◆ **AIM**:
Go through the entries below and collect each line with the string "Select" in it.

◆ **MATERIAL FOR THIS EXERCISE**:
[start]
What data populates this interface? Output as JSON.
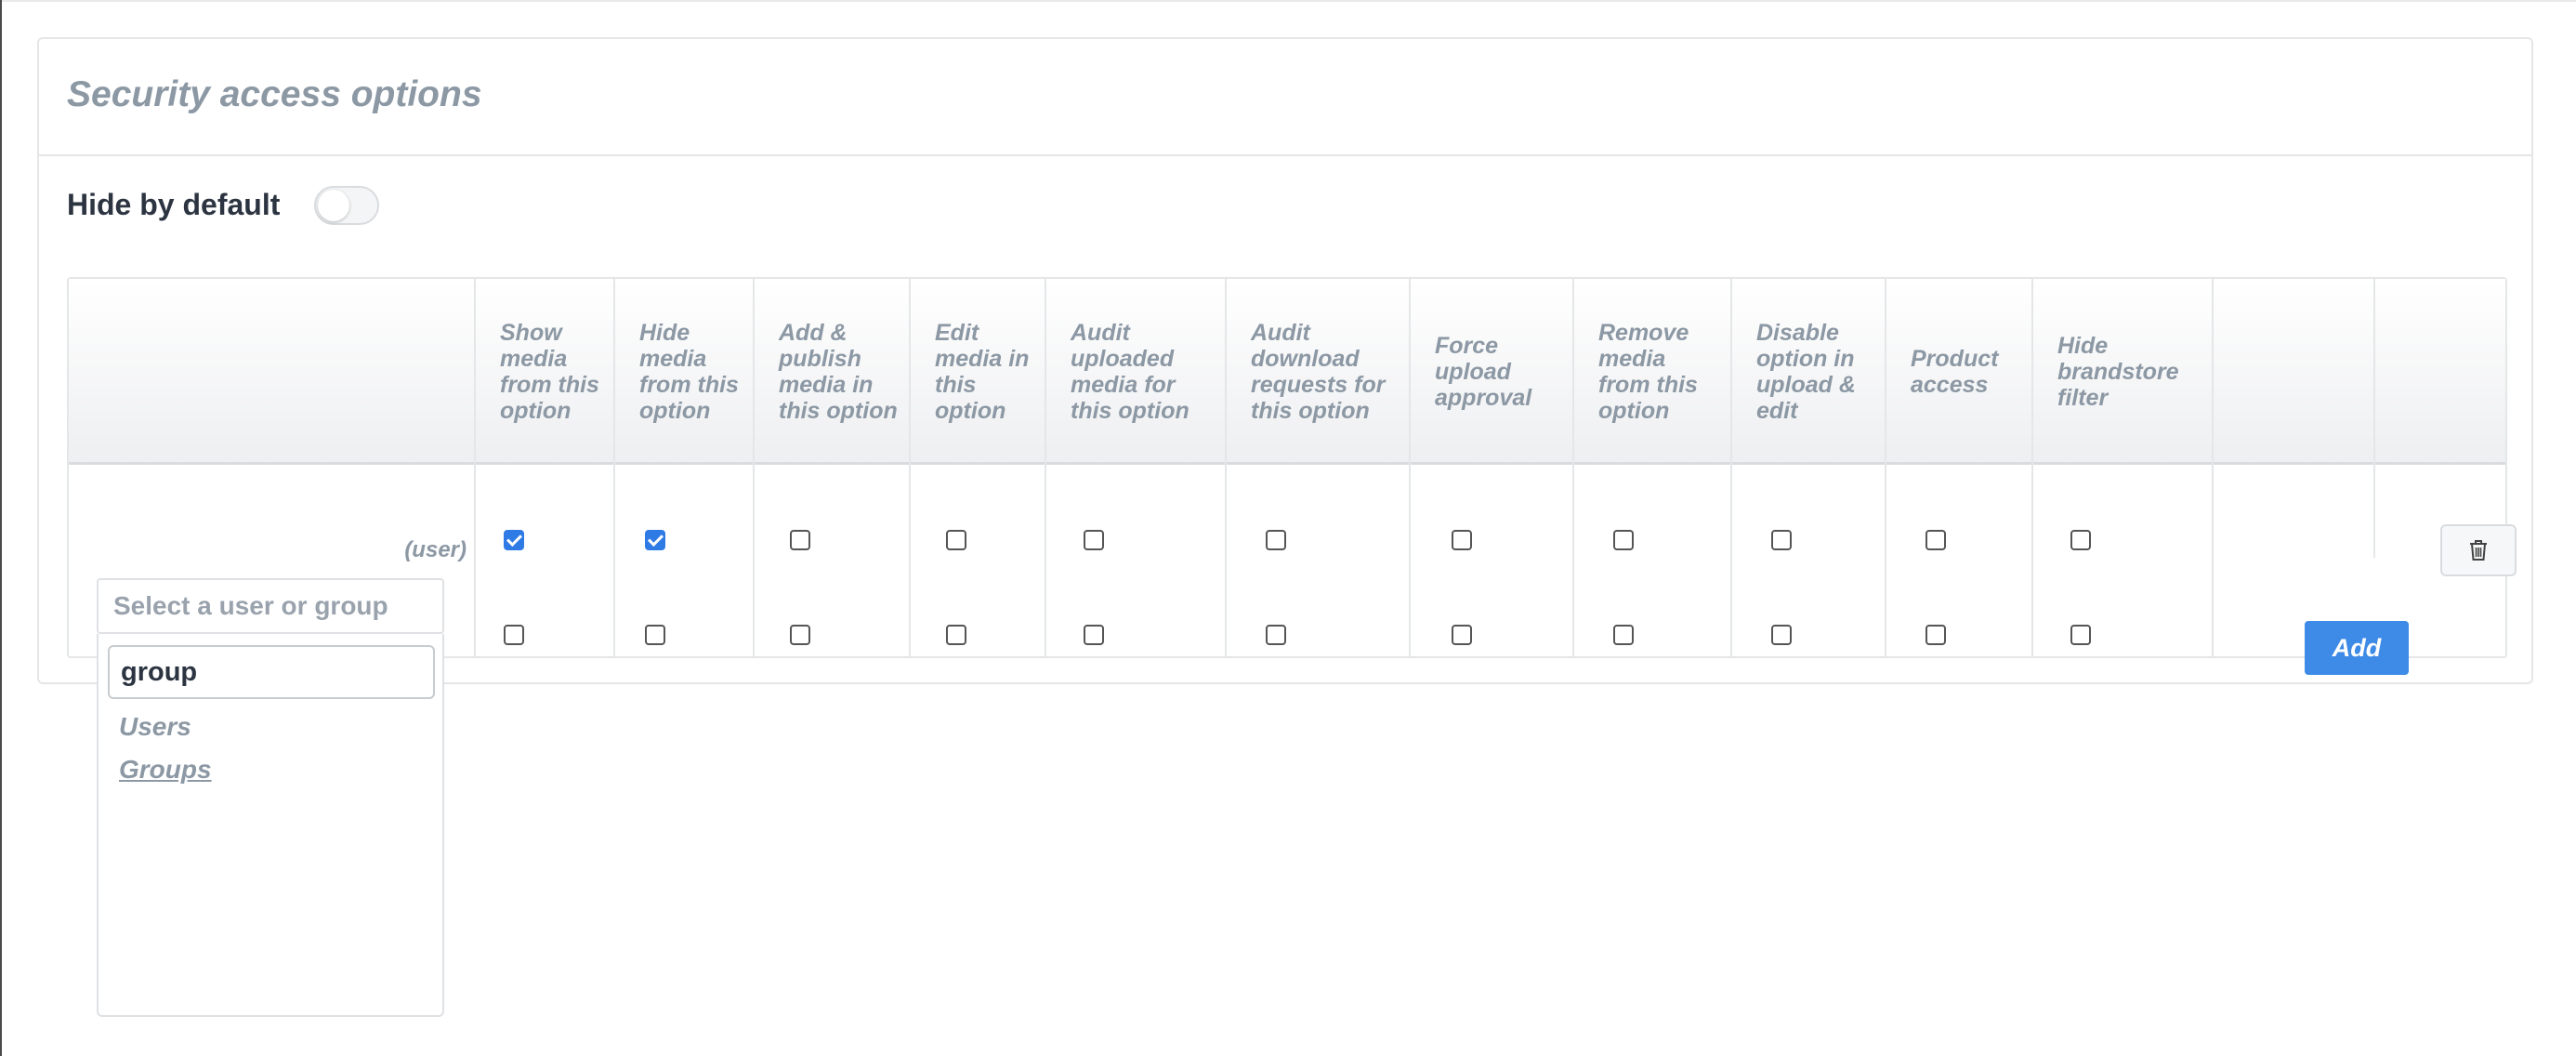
{
  "panel": {
    "title": "Security access options",
    "hide_by_default_label": "Hide by default",
    "hide_by_default_on": false
  },
  "table": {
    "columns": [
      "Show media from this option",
      "Hide media from this option",
      "Add & publish media in this option",
      "Edit media in this option",
      "Audit uploaded media for this option",
      "Audit download requests for this option",
      "Force upload approval",
      "Remove media from this option",
      "Disable option in upload & edit",
      "Product access",
      "Hide brandstore filter"
    ],
    "rows": [
      {
        "label": "(user)",
        "checks": [
          true,
          true,
          false,
          false,
          false,
          false,
          false,
          false,
          false,
          false,
          false
        ]
      }
    ],
    "new_row": {
      "select_placeholder": "Select a user or group",
      "checks": [
        false,
        false,
        false,
        false,
        false,
        false,
        false,
        false,
        false,
        false,
        false
      ],
      "add_label": "Add"
    }
  },
  "dropdown": {
    "search_value": "group",
    "options": [
      "Users",
      "Groups"
    ]
  },
  "icons": {
    "delete": "trash-icon"
  },
  "colors": {
    "accent": "#3d8be6",
    "checkbox": "#2f7be5",
    "muted_text": "#8c98a4"
  }
}
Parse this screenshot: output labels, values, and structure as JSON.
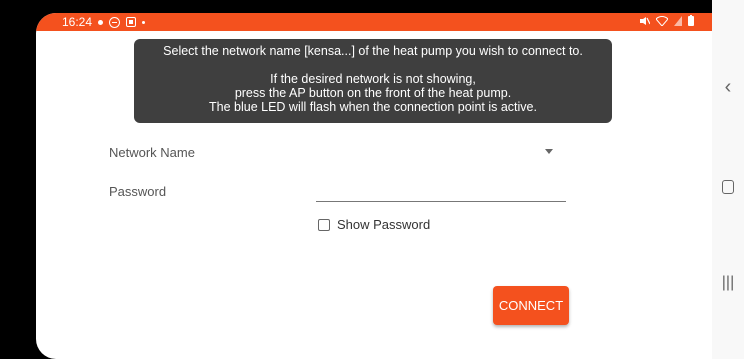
{
  "statusbar": {
    "time": "16:24",
    "icons_left": [
      "dot-icon",
      "do-not-disturb-icon",
      "notification-icon",
      "small-dot-icon"
    ],
    "icons_right": [
      "mute-icon",
      "wifi-icon",
      "signal-icon",
      "battery-icon"
    ]
  },
  "tooltip": {
    "line1": "Select the network name [kensa...] of the heat pump you wish to connect to.",
    "line2": "If the desired network is not showing,",
    "line3": "press the AP button on the front of the heat pump.",
    "line4": "The blue LED will flash when the connection point is active."
  },
  "form": {
    "network_label": "Network Name",
    "network_value": "",
    "password_label": "Password",
    "password_value": "",
    "show_password_label": "Show Password",
    "show_password_checked": false,
    "connect_label": "CONNECT"
  },
  "navbar": {
    "back_icon": "back-icon",
    "home_icon": "home-icon",
    "recent_icon": "recent-apps-icon"
  },
  "colors": {
    "accent": "#f4511e",
    "tooltip_bg": "#3f3f3f"
  }
}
[end]
◆ **SOLUTION BELOW**:
      "select_placeholder": "Select a user or group",
    "line1": "Select the network name [kensa...] of the heat pump you wish to connect to.",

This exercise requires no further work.